» **Problem to solve**: Repeat each entry in full, exactly.

Data records
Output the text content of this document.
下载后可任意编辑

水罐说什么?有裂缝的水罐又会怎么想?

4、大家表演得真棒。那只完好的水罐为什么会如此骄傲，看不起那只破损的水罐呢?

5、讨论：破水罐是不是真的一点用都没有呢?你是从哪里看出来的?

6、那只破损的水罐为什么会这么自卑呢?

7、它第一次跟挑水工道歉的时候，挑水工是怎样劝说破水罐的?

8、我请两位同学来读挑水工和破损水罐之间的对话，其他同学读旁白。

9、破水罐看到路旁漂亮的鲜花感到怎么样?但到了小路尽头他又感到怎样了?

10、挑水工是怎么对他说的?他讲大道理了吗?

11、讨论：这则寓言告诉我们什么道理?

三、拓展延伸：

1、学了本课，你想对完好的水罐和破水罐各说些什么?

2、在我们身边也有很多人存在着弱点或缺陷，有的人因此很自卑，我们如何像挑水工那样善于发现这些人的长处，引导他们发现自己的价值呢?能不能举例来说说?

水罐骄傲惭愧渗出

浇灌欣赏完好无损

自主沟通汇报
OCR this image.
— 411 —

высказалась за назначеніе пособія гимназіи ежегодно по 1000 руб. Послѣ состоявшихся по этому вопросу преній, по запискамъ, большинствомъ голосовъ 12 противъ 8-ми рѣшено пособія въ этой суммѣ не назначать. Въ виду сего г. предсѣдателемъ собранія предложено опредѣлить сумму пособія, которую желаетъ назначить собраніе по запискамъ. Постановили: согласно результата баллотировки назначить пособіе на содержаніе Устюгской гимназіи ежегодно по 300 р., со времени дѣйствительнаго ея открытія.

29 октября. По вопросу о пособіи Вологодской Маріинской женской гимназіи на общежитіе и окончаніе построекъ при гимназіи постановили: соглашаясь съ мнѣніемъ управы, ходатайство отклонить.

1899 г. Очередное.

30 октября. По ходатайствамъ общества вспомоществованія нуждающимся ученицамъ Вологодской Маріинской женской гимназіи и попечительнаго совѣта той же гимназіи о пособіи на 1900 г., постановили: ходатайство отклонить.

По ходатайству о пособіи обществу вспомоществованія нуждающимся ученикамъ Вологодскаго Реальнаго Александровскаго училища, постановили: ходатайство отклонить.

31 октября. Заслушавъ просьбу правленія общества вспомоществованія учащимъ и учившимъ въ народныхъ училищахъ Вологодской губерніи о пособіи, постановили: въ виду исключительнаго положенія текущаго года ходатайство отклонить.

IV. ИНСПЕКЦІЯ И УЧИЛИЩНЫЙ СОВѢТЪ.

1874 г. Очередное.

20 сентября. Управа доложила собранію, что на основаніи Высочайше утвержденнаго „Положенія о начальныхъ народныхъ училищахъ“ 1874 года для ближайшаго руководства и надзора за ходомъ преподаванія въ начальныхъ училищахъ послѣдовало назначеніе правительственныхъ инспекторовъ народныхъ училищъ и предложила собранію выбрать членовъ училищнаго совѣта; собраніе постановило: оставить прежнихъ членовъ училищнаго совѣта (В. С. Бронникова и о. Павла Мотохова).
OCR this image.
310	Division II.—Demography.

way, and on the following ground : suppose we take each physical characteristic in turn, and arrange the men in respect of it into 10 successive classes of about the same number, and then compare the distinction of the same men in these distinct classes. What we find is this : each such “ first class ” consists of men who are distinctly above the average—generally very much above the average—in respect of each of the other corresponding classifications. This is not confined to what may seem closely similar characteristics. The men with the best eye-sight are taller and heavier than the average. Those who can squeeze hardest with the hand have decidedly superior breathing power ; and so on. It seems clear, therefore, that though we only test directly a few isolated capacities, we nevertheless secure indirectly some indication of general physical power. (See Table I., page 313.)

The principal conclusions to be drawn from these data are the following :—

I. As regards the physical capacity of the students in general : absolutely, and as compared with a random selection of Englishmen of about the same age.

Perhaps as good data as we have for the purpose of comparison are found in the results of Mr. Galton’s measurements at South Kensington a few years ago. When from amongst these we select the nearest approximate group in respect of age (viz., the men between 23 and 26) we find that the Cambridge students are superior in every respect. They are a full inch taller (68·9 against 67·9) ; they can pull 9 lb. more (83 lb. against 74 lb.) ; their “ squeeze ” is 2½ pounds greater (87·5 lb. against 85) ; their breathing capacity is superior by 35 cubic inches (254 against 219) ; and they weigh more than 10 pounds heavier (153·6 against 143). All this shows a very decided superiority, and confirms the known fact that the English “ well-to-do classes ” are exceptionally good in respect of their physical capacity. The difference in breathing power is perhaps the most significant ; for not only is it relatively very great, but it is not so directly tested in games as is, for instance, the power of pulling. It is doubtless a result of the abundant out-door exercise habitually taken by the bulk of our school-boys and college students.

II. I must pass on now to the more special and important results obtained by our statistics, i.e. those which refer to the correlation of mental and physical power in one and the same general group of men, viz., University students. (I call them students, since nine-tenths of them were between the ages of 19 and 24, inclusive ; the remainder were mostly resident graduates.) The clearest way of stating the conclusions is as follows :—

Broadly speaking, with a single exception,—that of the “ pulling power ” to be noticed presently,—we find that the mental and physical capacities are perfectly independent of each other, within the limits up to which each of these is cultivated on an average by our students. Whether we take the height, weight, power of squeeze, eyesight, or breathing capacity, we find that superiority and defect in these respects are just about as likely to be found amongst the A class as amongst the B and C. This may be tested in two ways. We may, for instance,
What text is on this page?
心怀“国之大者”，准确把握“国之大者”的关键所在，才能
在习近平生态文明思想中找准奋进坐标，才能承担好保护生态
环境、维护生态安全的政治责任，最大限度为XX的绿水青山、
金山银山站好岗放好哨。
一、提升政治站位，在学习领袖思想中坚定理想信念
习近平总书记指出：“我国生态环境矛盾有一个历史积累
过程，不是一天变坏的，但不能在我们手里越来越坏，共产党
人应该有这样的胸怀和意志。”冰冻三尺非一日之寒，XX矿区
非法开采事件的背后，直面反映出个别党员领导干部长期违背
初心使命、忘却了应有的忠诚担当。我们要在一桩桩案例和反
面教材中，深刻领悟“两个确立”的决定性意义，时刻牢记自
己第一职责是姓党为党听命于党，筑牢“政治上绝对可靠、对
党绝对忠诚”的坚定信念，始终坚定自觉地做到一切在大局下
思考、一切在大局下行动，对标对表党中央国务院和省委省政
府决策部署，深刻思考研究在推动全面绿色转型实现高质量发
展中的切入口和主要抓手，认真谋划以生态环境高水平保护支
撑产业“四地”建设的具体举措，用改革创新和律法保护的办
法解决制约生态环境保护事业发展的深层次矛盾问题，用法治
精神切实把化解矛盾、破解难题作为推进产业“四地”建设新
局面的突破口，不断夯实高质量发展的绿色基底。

» **Written solution**:
Output the text content of this document.
下载后可任意编辑

水罐说什么?有裂缝的水罐又会怎么想?

4、大家表演得真棒。那只完好的水罐为什么会如此骄傲，看不起那只破损的水罐呢?

5、讨论：破水罐是不是真的一点用都没有呢?你是从哪里看出来的?

6、那只破损的水罐为什么会这么自卑呢?

7、它第一次跟挑水工道歉的时候，挑水工是怎样劝说破水罐的?

8、我请两位同学来读挑水工和破损水罐之间的对话，其他同学读旁白。

9、破水罐看到路旁漂亮的鲜花感到怎么样?但到了小路尽头他又感到怎样了?

10、挑水工是怎么对他说的?他讲大道理了吗?

11、讨论：这则寓言告诉我们什么道理?

三、拓展延伸：

1、学了本课，你想对完好的水罐和破水罐各说些什么?

2、在我们身边也有很多人存在着弱点或缺陷，有的人因此很自卑，我们如何像挑水工那样善于发现这些人的长处，引导他们发现自己的价值呢?能不能举例来说说?

水罐骄傲惭愧渗出

浇灌欣赏完好无损

自主沟通汇报
OCR this image.
— 411 —

высказалась за назначеніе пособія гимназіи ежегодно по 1000 руб. Послѣ состоявшихся по этому вопросу преній, по запискамъ, большинствомъ голосовъ 12 противъ 8-ми рѣшено пособія въ этой суммѣ не назначать. Въ виду сего г. предсѣдателемъ собранія предложено опредѣлить сумму пособія, которую желаетъ назначить собраніе по запискамъ. Постановили: согласно результата баллотировки назначить пособіе на содержаніе Устюгской гимназіи ежегодно по 300 р., со времени дѣйствительнаго ея открытія.

29 октября. По вопросу о пособіи Вологодской Маріинской женской гимназіи на общежитіе и окончаніе построекъ при гимназіи постановили: соглашаясь съ мнѣніемъ управы, ходатайство отклонить.

1899 г. Очередное.

30 октября. По ходатайствамъ общества вспомоществованія нуждающимся ученицамъ Вологодской Маріинской женской гимназіи и попечительнаго совѣта той же гимназіи о пособіи на 1900 г., постановили: ходатайство отклонить.

По ходатайству о пособіи обществу вспомоществованія нуждающимся ученикамъ Вологодскаго Реальнаго Александровскаго училища, постановили: ходатайство отклонить.

31 октября. Заслушавъ просьбу правленія общества вспомоществованія учащимъ и учившимъ въ народныхъ училищахъ Вологодской губерніи о пособіи, постановили: въ виду исключительнаго положенія текущаго года ходатайство отклонить.

IV. ИНСПЕКЦІЯ И УЧИЛИЩНЫЙ СОВѢТЪ.

1874 г. Очередное.

20 сентября. Управа доложила собранію, что на основаніи Высочайше утвержденнаго „Положенія о начальныхъ народныхъ училищахъ“ 1874 года для ближайшаго руководства и надзора за ходомъ преподаванія въ начальныхъ училищахъ послѣдовало назначеніе правительственныхъ инспекторовъ народныхъ училищъ и предложила собранію выбрать членовъ училищнаго совѣта; собраніе постановило: оставить прежнихъ членовъ училищнаго совѣта (В. С. Бронникова и о. Павла Мотохова).
OCR this image.
310	Division II.—Demography.

way, and on the following ground : suppose we take each physical characteristic in turn, and arrange the men in respect of it into 10 successive classes of about the same number, and then compare the distinction of the same men in these distinct classes. What we find is this : each such “ first class ” consists of men who are distinctly above the average—generally very much above the average—in respect of each of the other corresponding classifications. This is not confined to what may seem closely similar characteristics. The men with the best eye-sight are taller and heavier than the average. Those who can squeeze hardest with the hand have decidedly superior breathing power ; and so on. It seems clear, therefore, that though we only test directly a few isolated capacities, we nevertheless secure indirectly some indication of general physical power. (See Table I., page 313.)

The principal conclusions to be drawn from these data are the following :—

I. As regards the physical capacity of the students in general : absolutely, and as compared with a random selection of Englishmen of about the same age.

Perhaps as good data as we have for the purpose of comparison are found in the results of Mr. Galton’s measurements at South Kensington a few years ago. When from amongst these we select the nearest approximate group in respect of age (viz., the men between 23 and 26) we find that the Cambridge students are superior in every respect. They are a full inch taller (68·9 against 67·9) ; they can pull 9 lb. more (83 lb. against 74 lb.) ; their “ squeeze ” is 2½ pounds greater (87·5 lb. against 85) ; their breathing capacity is superior by 35 cubic inches (254 against 219) ; and they weigh more than 10 pounds heavier (153·6 against 143). All this shows a very decided superiority, and confirms the known fact that the English “ well-to-do classes ” are exceptionally good in respect of their physical capacity. The difference in breathing power is perhaps the most significant ; for not only is it relatively very great, but it is not so directly tested in games as is, for instance, the power of pulling. It is doubtless a result of the abundant out-door exercise habitually taken by the bulk of our school-boys and college students.

II. I must pass on now to the more special and important results obtained by our statistics, i.e. those which refer to the correlation of mental and physical power in one and the same general group of men, viz., University students. (I call them students, since nine-tenths of them were between the ages of 19 and 24, inclusive ; the remainder were mostly resident graduates.) The clearest way of stating the conclusions is as follows :—

Broadly speaking, with a single exception,—that of the “ pulling power ” to be noticed presently,—we find that the mental and physical capacities are perfectly independent of each other, within the limits up to which each of these is cultivated on an average by our students. Whether we take the height, weight, power of squeeze, eyesight, or breathing capacity, we find that superiority and defect in these respects are just about as likely to be found amongst the A class as amongst the B and C. This may be tested in two ways. We may, for instance,
What text is on this page?
心怀“国之大者”，准确把握“国之大者”的关键所在，才能
在习近平生态文明思想中找准奋进坐标，才能承担好保护生态
环境、维护生态安全的政治责任，最大限度为XX的绿水青山、
金山银山站好岗放好哨。
一、提升政治站位，在学习领袖思想中坚定理想信念
习近平总书记指出：“我国生态环境矛盾有一个历史积累
过程，不是一天变坏的，但不能在我们手里越来越坏，共产党
人应该有这样的胸怀和意志。”冰冻三尺非一日之寒，XX矿区
非法开采事件的背后，直面反映出个别党员领导干部长期违背
初心使命、忘却了应有的忠诚担当。我们要在一桩桩案例和反
面教材中，深刻领悟“两个确立”的决定性意义，时刻牢记自
己第一职责是姓党为党听命于党，筑牢“政治上绝对可靠、对
党绝对忠诚”的坚定信念，始终坚定自觉地做到一切在大局下
思考、一切在大局下行动，对标对表党中央国务院和省委省政
府决策部署，深刻思考研究在推动全面绿色转型实现高质量发
展中的切入口和主要抓手，认真谋划以生态环境高水平保护支
撑产业“四地”建设的具体举措，用改革创新和律法保护的办
法解决制约生态环境保护事业发展的深层次矛盾问题，用法治
精神切实把化解矛盾、破解难题作为推进产业“四地”建设新
局面的突破口，不断夯实高质量发展的绿色基底。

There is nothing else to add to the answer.